**Required work**
List every line in this data where the string "בתום" occurs.

**Entries**

=====

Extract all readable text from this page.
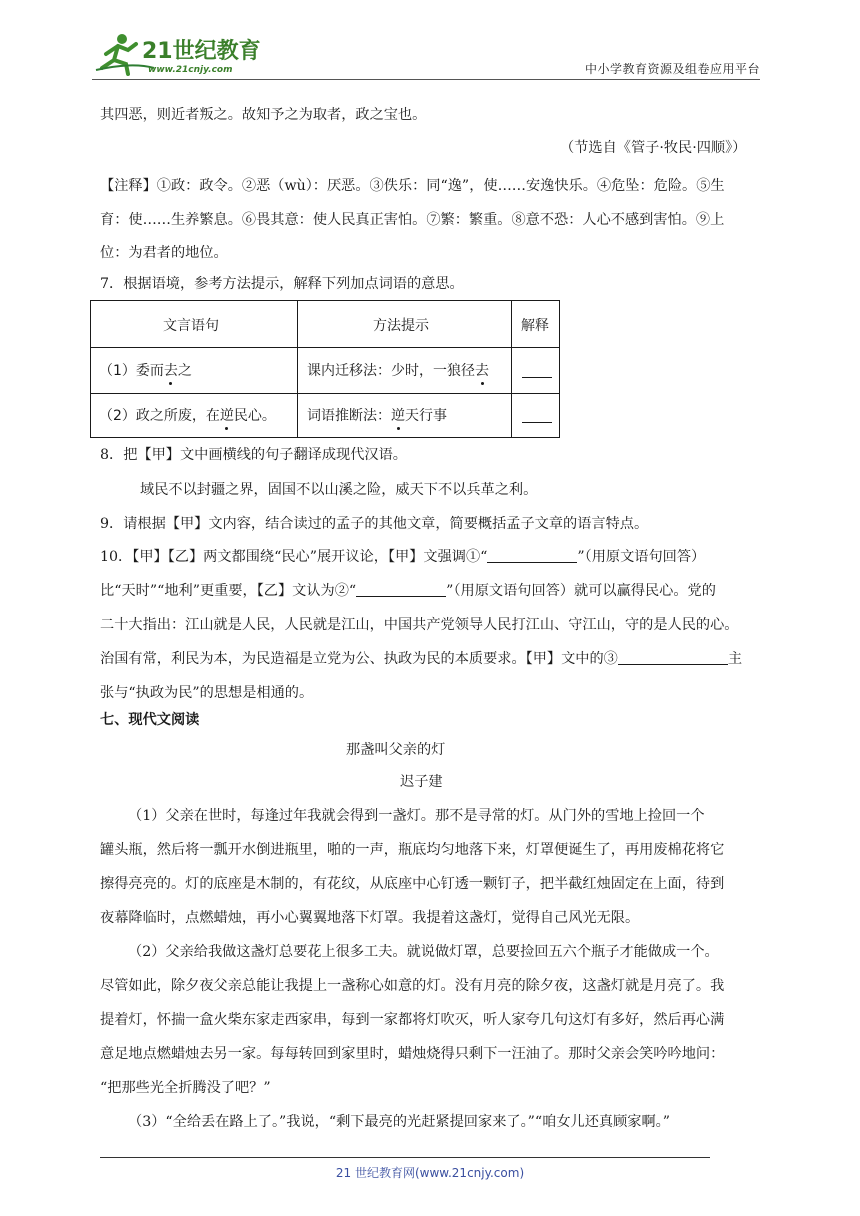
21世纪教育
www.21cnjy.com	中小学教育资源及组卷应用平台
其四恶，则近者叛之。故知予之为取者，政之宝也。
（节选自《管子·牧民·四顺》）
【注释】①政：政令。②恶（wù）：厌恶。③佚乐：同“逸”，使……安逸快乐。④危坠：危险。⑤生
育：使……生养繁息。⑥畏其意：使人民真正害怕。⑦繁：繁重。⑧意不恐：人心不感到害怕。⑨上
位：为君者的地位。
7．根据语境，参考方法提示，解释下列加点词语的意思。
文言语句	方法提示	解释
（1）委而去之	课内迁移法：少时，一狼径去
（2）政之所废，在逆民心。 词语推断法：逆天行事
8．把【甲】文中画横线的句子翻译成现代汉语。
域民不以封疆之界，固国不以山溪之险，威天下不以兵革之利。
9．请根据【甲】文内容，结合读过的孟子的其他文章，简要概括孟子文章的语言特点。
10．【甲】【乙】两文都围绕“民心”展开议论，【甲】文强调①“	”（用原文语句回答）
比“天时”“地利”更重要，【乙】文认为②“	”（用原文语句回答）就可以赢得民心。党的
二十大指出：江山就是人民，人民就是江山，中国共产党领导人民打江山、守江山，守的是人民的心。
治国有常，利民为本，为民造福是立党为公、执政为民的本质要求。【甲】文中的③	主
张与“执政为民”的思想是相通的。
七、现代文阅读
那盏叫父亲的灯
迟子建
（1）父亲在世时，每逢过年我就会得到一盏灯。那不是寻常的灯。从门外的雪地上捡回一个
罐头瓶，然后将一瓢开水倒进瓶里，啪的一声，瓶底均匀地落下来，灯罩便诞生了，再用废棉花将它
擦得亮亮的。灯的底座是木制的，有花纹，从底座中心钉透一颗钉子，把半截红烛固定在上面，待到
夜幕降临时，点燃蜡烛，再小心翼翼地落下灯罩。我提着这盏灯，觉得自己风光无限。
（2）父亲给我做这盏灯总要花上很多工夫。就说做灯罩，总要捡回五六个瓶子才能做成一个。
尽管如此，除夕夜父亲总能让我提上一盏称心如意的灯。没有月亮的除夕夜，这盏灯就是月亮了。我
提着灯，怀揣一盒火柴东家走西家串，每到一家都将灯吹灭，听人家夸几句这灯有多好，然后再心满
意足地点燃蜡烛去另一家。每每转回到家里时，蜡烛烧得只剩下一汪油了。那时父亲会笑吟吟地问：
“把那些光全折腾没了吧？”
（3）“全给丢在路上了。”我说，“剩下最亮的光赶紧提回家来了。”“咱女儿还真顾家啊。”
21 世纪教育网(www.21cnjy.com)
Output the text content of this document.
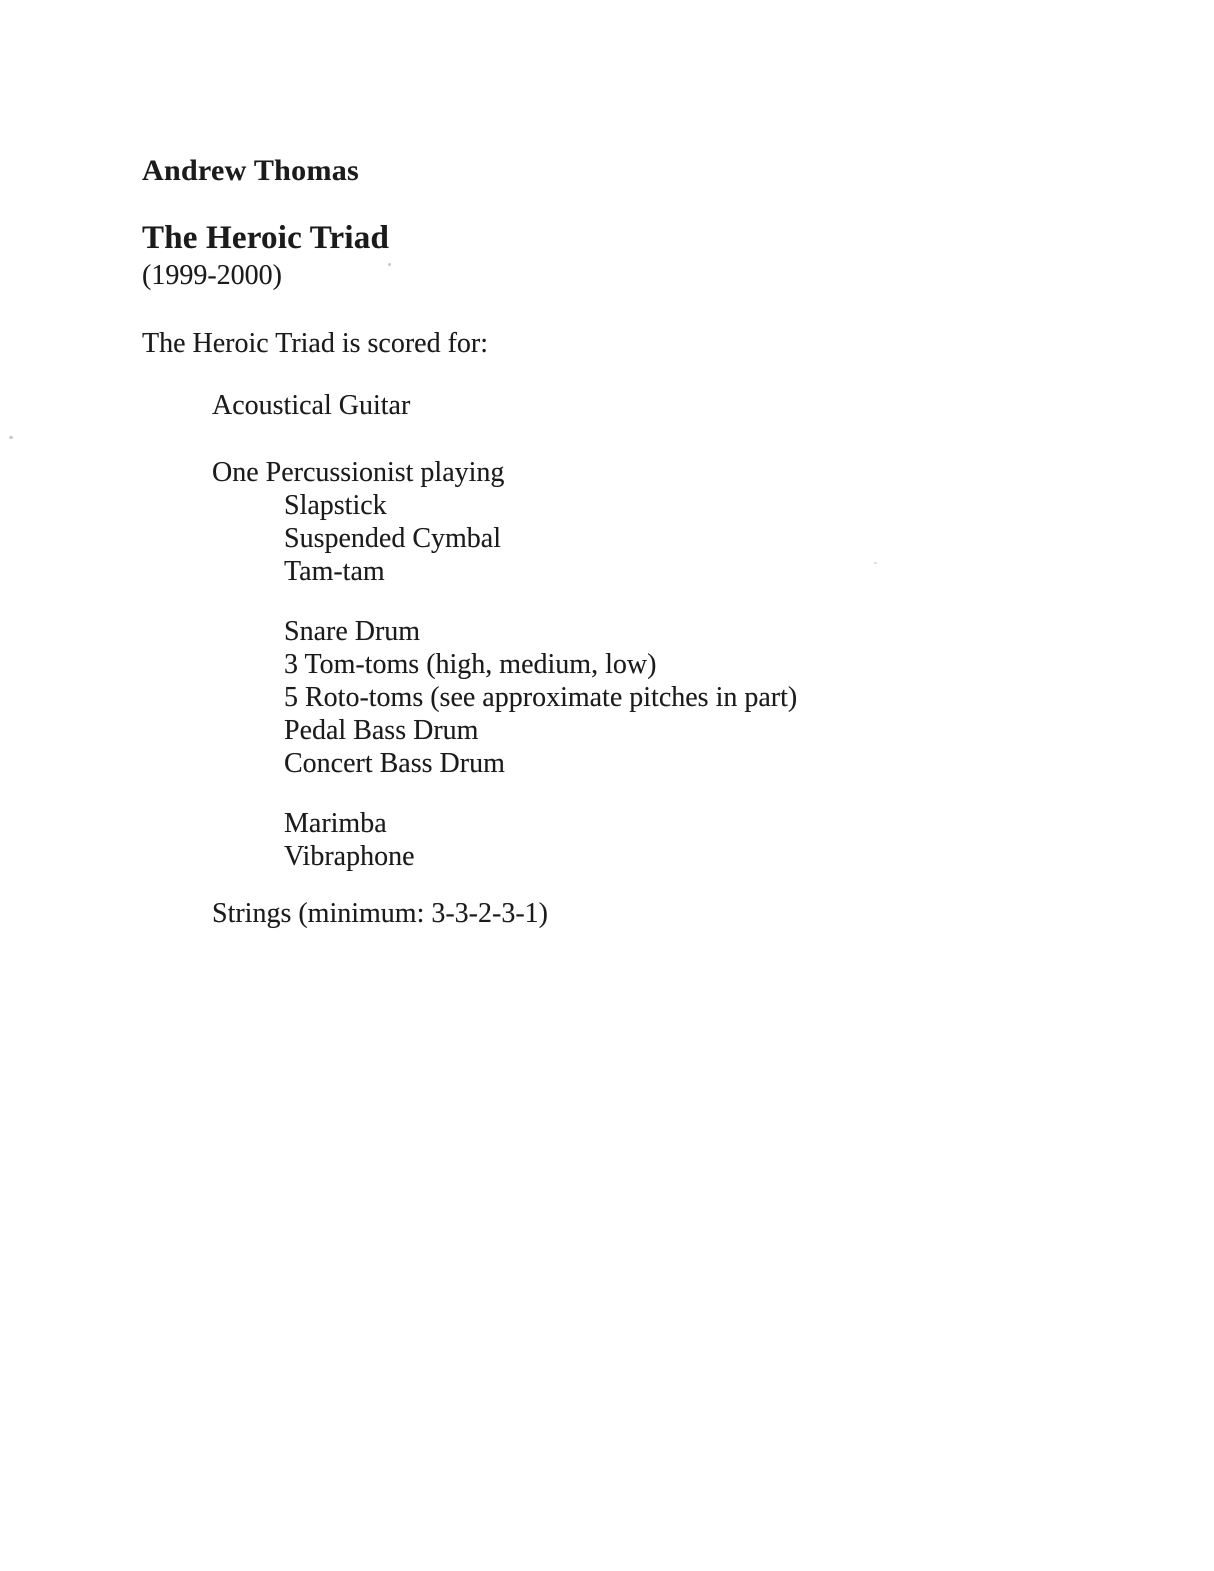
Andrew Thomas
The Heroic Triad
(1999-2000)
The Heroic Triad is scored for:

Acoustical Guitar

One Percussionist playing

Slapstick

Suspended Cymbal

Tam-tam

Snare Drum

3 Tom-toms (high, medium, low)

5 Roto-toms (see approximate pitches in part)

Pedal Bass Drum

Concert Bass Drum

Marimba

Vibraphone

Strings (minimum: 3-3-2-3-1)
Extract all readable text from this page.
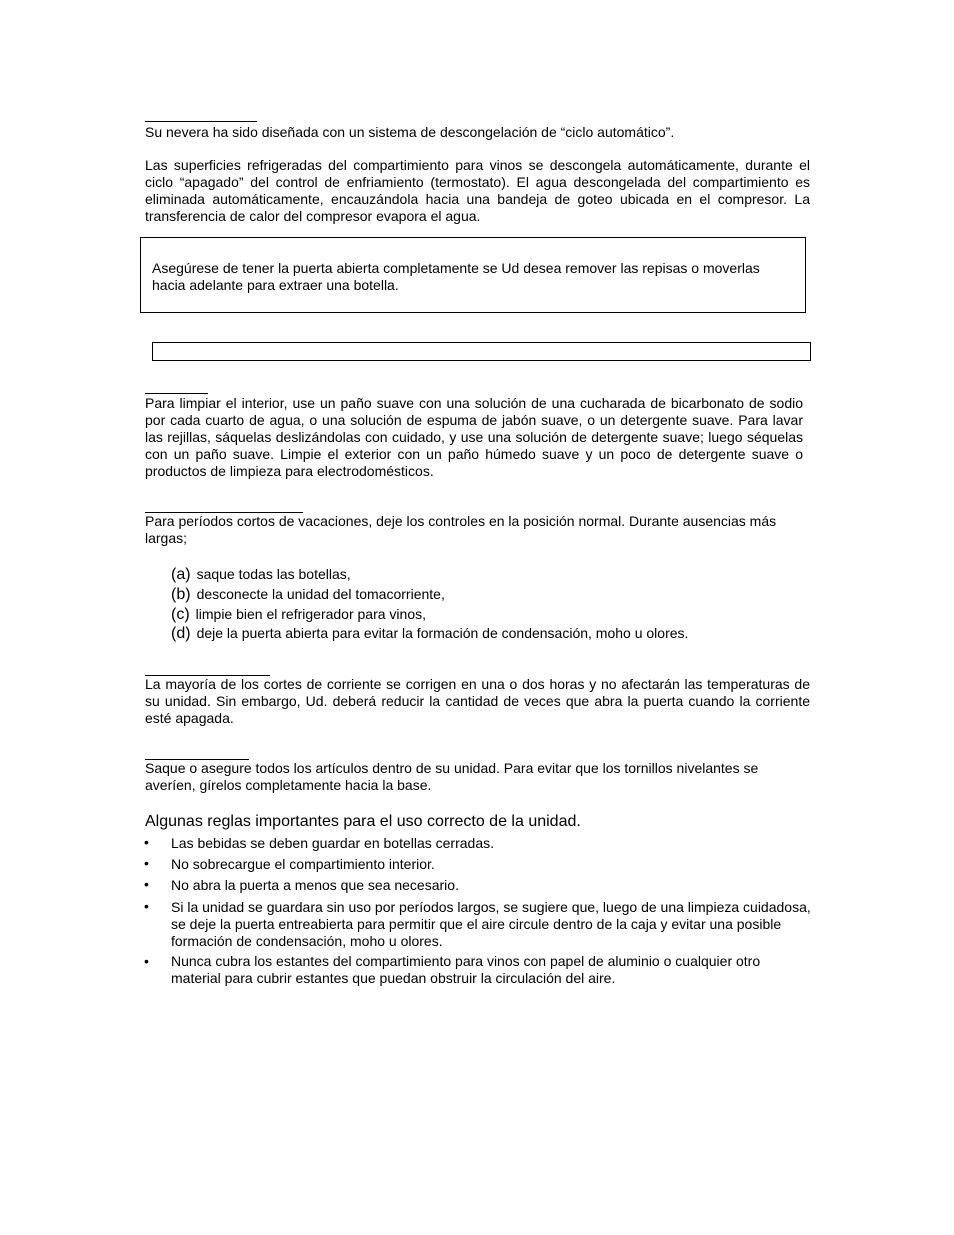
Su nevera ha sido diseñada con un sistema de descongelación de “ciclo automático”.

Las superficies refrigeradas del compartimiento para vinos se descongela automáticamente, durante el ciclo “apagado” del control de enfriamiento (termostato). El agua descongelada del compartimiento es eliminada automáticamente, encauzándola hacia una bandeja de goteo ubicada en el compresor. La transferencia de calor del compresor evapora el agua.

Asegúrese de tener la puerta abierta completamente se Ud desea remover las repisas o moverlas hacia adelante para extraer una botella.

Para limpiar el interior, use un paño suave con una solución de una cucharada de bicarbonato de sodio por cada cuarto de agua, o una solución de espuma de jabón suave, o un detergente suave. Para lavar las rejillas, sáquelas deslizándolas con cuidado, y use una solución de detergente suave; luego séquelas con un paño suave. Limpie el exterior con un paño húmedo suave y un poco de detergente suave o productos de limpieza para electrodomésticos.

Para períodos cortos de vacaciones, deje los controles en la posición normal. Durante ausencias más largas;

(a) saque todas las botellas,
(b) desconecte la unidad del tomacorriente,
(c) limpie bien el refrigerador para vinos,
(d) deje la puerta abierta para evitar la formación de condensación, moho u olores.

La mayoría de los cortes de corriente se corrigen en una o dos horas y no afectarán las temperaturas de su unidad. Sin embargo, Ud. deberá reducir la cantidad de veces que abra la puerta cuando la corriente esté apagada.

Saque o asegure todos los artículos dentro de su unidad. Para evitar que los tornillos nivelantes se averíen, gírelos completamente hacia la base.

Algunas reglas importantes para el uso correcto de la unidad.
• Las bebidas se deben guardar en botellas cerradas.

• No sobrecargue el compartimiento interior.

• No abra la puerta a menos que sea necesario.

• Si la unidad se guardara sin uso por períodos largos, se sugiere que, luego de una limpieza cuidadosa, se deje la puerta entreabierta para permitir que el aire circule dentro de la caja y evitar una posible formación de condensación, moho u olores.

• Nunca cubra los estantes del compartimiento para vinos con papel de aluminio o cualquier otro material para cubrir estantes que puedan obstruir la circulación del aire.
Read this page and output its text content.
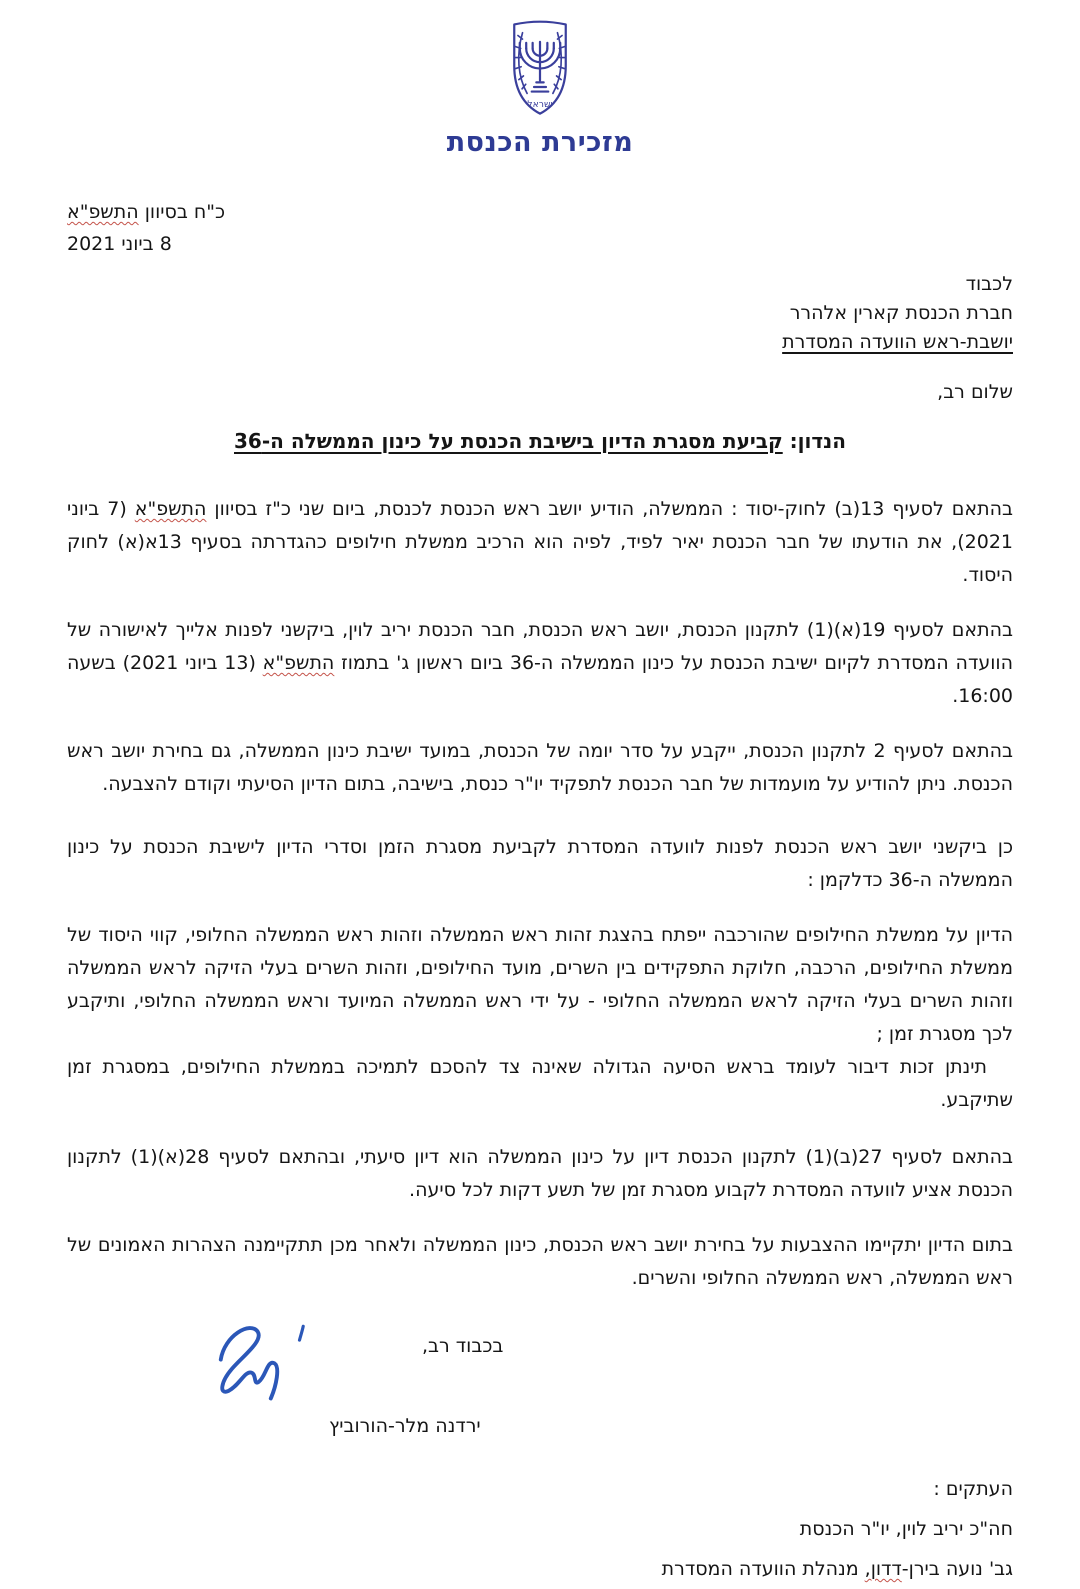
ישראל
מזכירת הכנסת
כ"ח בסיוון התשפ"א
8 ביוני 2021
לכבוד
חברת הכנסת קארין אלהרר
יושבת-ראש הוועדה המסדרת
שלום רב,
הנדון: קביעת מסגרת הדיון בישיבת הכנסת על כינון הממשלה ה-36

בהתאם לסעיף 13(ב) לחוק-יסוד : הממשלה, הודיע יושב ראש הכנסת לכנסת, ביום שני כ"ז בסיוון התשפ"א (7 ביוני 2021), את הודעתו של חבר הכנסת יאיר לפיד, לפיה הוא הרכיב ממשלת חילופים כהגדרתה בסעיף 13א(א) לחוק היסוד.

בהתאם לסעיף 19(א)(1) לתקנון הכנסת, יושב ראש הכנסת, חבר הכנסת יריב לוין, ביקשני לפנות אלייך לאישורה של הוועדה המסדרת לקיום ישיבת הכנסת על כינון הממשלה ה-36 ביום ראשון ג' בתמוז התשפ"א (13 ביוני 2021) בשעה 16:00.

בהתאם לסעיף 2 לתקנון הכנסת, ייקבע על סדר יומה של הכנסת, במועד ישיבת כינון הממשלה, גם בחירת יושב ראש הכנסת. ניתן להודיע על מועמדות של חבר הכנסת לתפקיד יו"ר כנסת, בישיבה, בתום הדיון הסיעתי וקודם להצבעה.

כן ביקשני יושב ראש הכנסת לפנות לוועדה המסדרת לקביעת מסגרת הזמן וסדרי הדיון לישיבת הכנסת על כינון הממשלה ה-36 כדלקמן :

הדיון על ממשלת החילופים שהורכבה ייפתח בהצגת זהות ראש הממשלה וזהות ראש הממשלה החלופי, קווי היסוד של ממשלת החילופים, הרכבה, חלוקת התפקידים בין השרים, מועד החילופים, וזהות השרים בעלי הזיקה לראש הממשלה וזהות השרים בעלי הזיקה לראש הממשלה החלופי - על ידי ראש הממשלה המיועד וראש הממשלה החלופי, ותיקבע לכך מסגרת זמן ;

תינתן זכות דיבור לעומד בראש הסיעה הגדולה שאינה צד להסכם לתמיכה בממשלת החילופים, במסגרת זמן שתיקבע.

בהתאם לסעיף 27(ב)(1) לתקנון הכנסת דיון על כינון הממשלה הוא דיון סיעתי, ובהתאם לסעיף 28(א)(1) לתקנון הכנסת אציע לוועדה המסדרת לקבוע מסגרת זמן של תשע דקות לכל סיעה.

בתום הדיון יתקיימו ההצבעות על בחירת יושב ראש הכנסת, כינון הממשלה ולאחר מכן תתקיימנה הצהרות האמונים של ראש הממשלה, ראש הממשלה החלופי והשרים.

בכבוד רב,
ירדנה מלר-הורוביץ
העתקים :
חה"כ יריב לוין, יו"ר הכנסת
גב' נועה בירן-דדון, מנהלת הוועדה המסדרת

=====

**Written response**
בהתאם לסעיף 2 לתקנון הכנסת, ייקבע על סדר יומה של הכנסת, במועד ישיבת כינון הממשלה, גם בחירת יושב ראש הכנסת. ניתן להודיע על מועמדות של חבר הכנסת לתפקיד יו"ר כנסת, בישיבה, בתום הדיון הסיעתי וקודם להצבעה.
בתום הדיון יתקיימו ההצבעות על בחירת יושב ראש הכנסת, כינון הממשלה ולאחר מכן תתקיימנה הצהרות האמונים של ראש הממשלה, ראש הממשלה החלופי והשרים.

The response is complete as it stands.